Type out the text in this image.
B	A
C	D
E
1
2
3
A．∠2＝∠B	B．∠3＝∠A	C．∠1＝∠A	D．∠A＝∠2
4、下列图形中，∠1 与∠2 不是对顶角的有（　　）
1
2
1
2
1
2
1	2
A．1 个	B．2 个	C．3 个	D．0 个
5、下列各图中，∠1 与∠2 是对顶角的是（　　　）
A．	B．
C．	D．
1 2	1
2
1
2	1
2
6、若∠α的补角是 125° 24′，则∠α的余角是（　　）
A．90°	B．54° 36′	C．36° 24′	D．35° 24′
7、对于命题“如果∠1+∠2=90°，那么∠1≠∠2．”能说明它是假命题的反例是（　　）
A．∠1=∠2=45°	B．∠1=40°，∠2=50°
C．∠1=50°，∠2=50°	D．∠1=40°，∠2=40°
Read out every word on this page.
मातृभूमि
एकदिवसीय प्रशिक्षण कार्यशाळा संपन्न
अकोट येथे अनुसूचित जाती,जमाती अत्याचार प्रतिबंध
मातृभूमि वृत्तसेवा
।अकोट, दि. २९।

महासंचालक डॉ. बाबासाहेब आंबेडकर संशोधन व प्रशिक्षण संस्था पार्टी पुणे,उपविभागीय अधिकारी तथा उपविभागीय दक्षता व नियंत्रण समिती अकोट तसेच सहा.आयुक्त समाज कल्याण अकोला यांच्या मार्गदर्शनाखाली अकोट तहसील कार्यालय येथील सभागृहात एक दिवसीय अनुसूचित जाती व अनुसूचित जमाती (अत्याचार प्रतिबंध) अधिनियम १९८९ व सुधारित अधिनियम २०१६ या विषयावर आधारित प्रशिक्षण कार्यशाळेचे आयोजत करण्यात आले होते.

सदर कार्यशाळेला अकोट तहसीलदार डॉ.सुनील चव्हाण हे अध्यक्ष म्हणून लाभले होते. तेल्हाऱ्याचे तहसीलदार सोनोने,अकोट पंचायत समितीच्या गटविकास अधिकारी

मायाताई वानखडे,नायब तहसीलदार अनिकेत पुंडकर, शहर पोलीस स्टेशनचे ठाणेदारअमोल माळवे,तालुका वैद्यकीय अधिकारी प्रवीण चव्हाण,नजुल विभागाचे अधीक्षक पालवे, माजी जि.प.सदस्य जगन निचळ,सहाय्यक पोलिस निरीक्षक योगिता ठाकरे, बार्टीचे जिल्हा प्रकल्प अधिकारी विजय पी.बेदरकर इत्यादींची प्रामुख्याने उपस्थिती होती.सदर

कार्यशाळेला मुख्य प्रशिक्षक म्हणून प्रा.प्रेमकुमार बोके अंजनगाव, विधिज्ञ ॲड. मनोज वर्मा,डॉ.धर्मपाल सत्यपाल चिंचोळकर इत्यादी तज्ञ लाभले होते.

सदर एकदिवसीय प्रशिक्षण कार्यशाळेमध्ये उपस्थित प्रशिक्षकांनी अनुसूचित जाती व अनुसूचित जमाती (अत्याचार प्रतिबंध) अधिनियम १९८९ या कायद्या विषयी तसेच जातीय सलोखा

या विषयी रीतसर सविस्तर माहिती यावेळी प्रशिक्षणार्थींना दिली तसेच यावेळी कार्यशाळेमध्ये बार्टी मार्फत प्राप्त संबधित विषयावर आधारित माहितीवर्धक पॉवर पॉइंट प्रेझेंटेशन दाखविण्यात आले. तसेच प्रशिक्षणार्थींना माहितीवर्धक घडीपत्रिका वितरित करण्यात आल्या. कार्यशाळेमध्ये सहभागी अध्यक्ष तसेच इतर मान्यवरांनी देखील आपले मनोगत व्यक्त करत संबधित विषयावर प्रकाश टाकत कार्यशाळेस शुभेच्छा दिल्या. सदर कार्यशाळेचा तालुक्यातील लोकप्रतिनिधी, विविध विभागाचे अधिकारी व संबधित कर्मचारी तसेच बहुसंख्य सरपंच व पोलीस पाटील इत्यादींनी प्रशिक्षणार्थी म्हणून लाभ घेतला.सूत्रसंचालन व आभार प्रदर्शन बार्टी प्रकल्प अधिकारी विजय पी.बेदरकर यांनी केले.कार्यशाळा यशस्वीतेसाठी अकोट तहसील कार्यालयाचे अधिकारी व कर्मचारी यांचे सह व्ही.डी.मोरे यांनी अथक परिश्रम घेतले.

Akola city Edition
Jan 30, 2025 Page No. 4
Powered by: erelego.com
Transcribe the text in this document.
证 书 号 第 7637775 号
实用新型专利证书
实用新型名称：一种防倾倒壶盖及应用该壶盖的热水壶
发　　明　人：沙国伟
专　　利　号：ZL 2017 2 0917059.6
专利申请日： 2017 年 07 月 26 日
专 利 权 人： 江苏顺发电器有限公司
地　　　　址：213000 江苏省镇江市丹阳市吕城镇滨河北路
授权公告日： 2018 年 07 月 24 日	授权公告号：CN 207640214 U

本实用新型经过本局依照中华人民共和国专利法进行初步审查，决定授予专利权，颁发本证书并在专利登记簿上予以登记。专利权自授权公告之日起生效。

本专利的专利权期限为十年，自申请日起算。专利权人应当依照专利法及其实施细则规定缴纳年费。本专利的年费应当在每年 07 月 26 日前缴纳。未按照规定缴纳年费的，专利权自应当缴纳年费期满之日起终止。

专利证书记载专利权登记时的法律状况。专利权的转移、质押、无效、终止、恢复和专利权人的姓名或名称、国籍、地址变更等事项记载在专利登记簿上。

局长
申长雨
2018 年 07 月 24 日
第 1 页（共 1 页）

────────────────

What you will do: Return the entries above exactly as they appear.

Full solution:
Type out the text in this image.
B	A
C	D
E
1
2
3
A．∠2＝∠B	B．∠3＝∠A	C．∠1＝∠A	D．∠A＝∠2
4、下列图形中，∠1 与∠2 不是对顶角的有（　　）
1
2
1
2
1
2
1	2
A．1 个	B．2 个	C．3 个	D．0 个
5、下列各图中，∠1 与∠2 是对顶角的是（　　　）
A．	B．
C．	D．
1 2	1
2
1
2	1
2
6、若∠α的补角是 125° 24′，则∠α的余角是（　　）
A．90°	B．54° 36′	C．36° 24′	D．35° 24′
7、对于命题“如果∠1+∠2=90°，那么∠1≠∠2．”能说明它是假命题的反例是（　　）
A．∠1=∠2=45°	B．∠1=40°，∠2=50°
C．∠1=50°，∠2=50°	D．∠1=40°，∠2=40°
Read out every word on this page.
मातृभूमि
एकदिवसीय प्रशिक्षण कार्यशाळा संपन्न
अकोट येथे अनुसूचित जाती,जमाती अत्याचार प्रतिबंध
मातृभूमि वृत्तसेवा
।अकोट, दि. २९।

महासंचालक डॉ. बाबासाहेब आंबेडकर संशोधन व प्रशिक्षण संस्था पार्टी पुणे,उपविभागीय अधिकारी तथा उपविभागीय दक्षता व नियंत्रण समिती अकोट तसेच सहा.आयुक्त समाज कल्याण अकोला यांच्या मार्गदर्शनाखाली अकोट तहसील कार्यालय येथील सभागृहात एक दिवसीय अनुसूचित जाती व अनुसूचित जमाती (अत्याचार प्रतिबंध) अधिनियम १९८९ व सुधारित अधिनियम २०१६ या विषयावर आधारित प्रशिक्षण कार्यशाळेचे आयोजत करण्यात आले होते.

सदर कार्यशाळेला अकोट तहसीलदार डॉ.सुनील चव्हाण हे अध्यक्ष म्हणून लाभले होते. तेल्हाऱ्याचे तहसीलदार सोनोने,अकोट पंचायत समितीच्या गटविकास अधिकारी

मायाताई वानखडे,नायब तहसीलदार अनिकेत पुंडकर, शहर पोलीस स्टेशनचे ठाणेदारअमोल माळवे,तालुका वैद्यकीय अधिकारी प्रवीण चव्हाण,नजुल विभागाचे अधीक्षक पालवे, माजी जि.प.सदस्य जगन निचळ,सहाय्यक पोलिस निरीक्षक योगिता ठाकरे, बार्टीचे जिल्हा प्रकल्प अधिकारी विजय पी.बेदरकर इत्यादींची प्रामुख्याने उपस्थिती होती.सदर

कार्यशाळेला मुख्य प्रशिक्षक म्हणून प्रा.प्रेमकुमार बोके अंजनगाव, विधिज्ञ ॲड. मनोज वर्मा,डॉ.धर्मपाल सत्यपाल चिंचोळकर इत्यादी तज्ञ लाभले होते.

सदर एकदिवसीय प्रशिक्षण कार्यशाळेमध्ये उपस्थित प्रशिक्षकांनी अनुसूचित जाती व अनुसूचित जमाती (अत्याचार प्रतिबंध) अधिनियम १९८९ या कायद्या विषयी तसेच जातीय सलोखा

या विषयी रीतसर सविस्तर माहिती यावेळी प्रशिक्षणार्थींना दिली तसेच यावेळी कार्यशाळेमध्ये बार्टी मार्फत प्राप्त संबधित विषयावर आधारित माहितीवर्धक पॉवर पॉइंट प्रेझेंटेशन दाखविण्यात आले. तसेच प्रशिक्षणार्थींना माहितीवर्धक घडीपत्रिका वितरित करण्यात आल्या. कार्यशाळेमध्ये सहभागी अध्यक्ष तसेच इतर मान्यवरांनी देखील आपले मनोगत व्यक्त करत संबधित विषयावर प्रकाश टाकत कार्यशाळेस शुभेच्छा दिल्या. सदर कार्यशाळेचा तालुक्यातील लोकप्रतिनिधी, विविध विभागाचे अधिकारी व संबधित कर्मचारी तसेच बहुसंख्य सरपंच व पोलीस पाटील इत्यादींनी प्रशिक्षणार्थी म्हणून लाभ घेतला.सूत्रसंचालन व आभार प्रदर्शन बार्टी प्रकल्प अधिकारी विजय पी.बेदरकर यांनी केले.कार्यशाळा यशस्वीतेसाठी अकोट तहसील कार्यालयाचे अधिकारी व कर्मचारी यांचे सह व्ही.डी.मोरे यांनी अथक परिश्रम घेतले.

Akola city Edition
Jan 30, 2025 Page No. 4
Powered by: erelego.com
Transcribe the text in this document.
证 书 号 第 7637775 号
实用新型专利证书
实用新型名称：一种防倾倒壶盖及应用该壶盖的热水壶
发　　明　人：沙国伟
专　　利　号：ZL 2017 2 0917059.6
专利申请日： 2017 年 07 月 26 日
专 利 权 人： 江苏顺发电器有限公司
地　　　　址：213000 江苏省镇江市丹阳市吕城镇滨河北路
授权公告日： 2018 年 07 月 24 日	授权公告号：CN 207640214 U

本实用新型经过本局依照中华人民共和国专利法进行初步审查，决定授予专利权，颁发本证书并在专利登记簿上予以登记。专利权自授权公告之日起生效。

本专利的专利权期限为十年，自申请日起算。专利权人应当依照专利法及其实施细则规定缴纳年费。本专利的年费应当在每年 07 月 26 日前缴纳。未按照规定缴纳年费的，专利权自应当缴纳年费期满之日起终止。

专利证书记载专利权登记时的法律状况。专利权的转移、质押、无效、终止、恢复和专利权人的姓名或名称、国籍、地址变更等事项记载在专利登记簿上。

局长
申长雨
2018 年 07 月 24 日
第 1 页（共 1 页）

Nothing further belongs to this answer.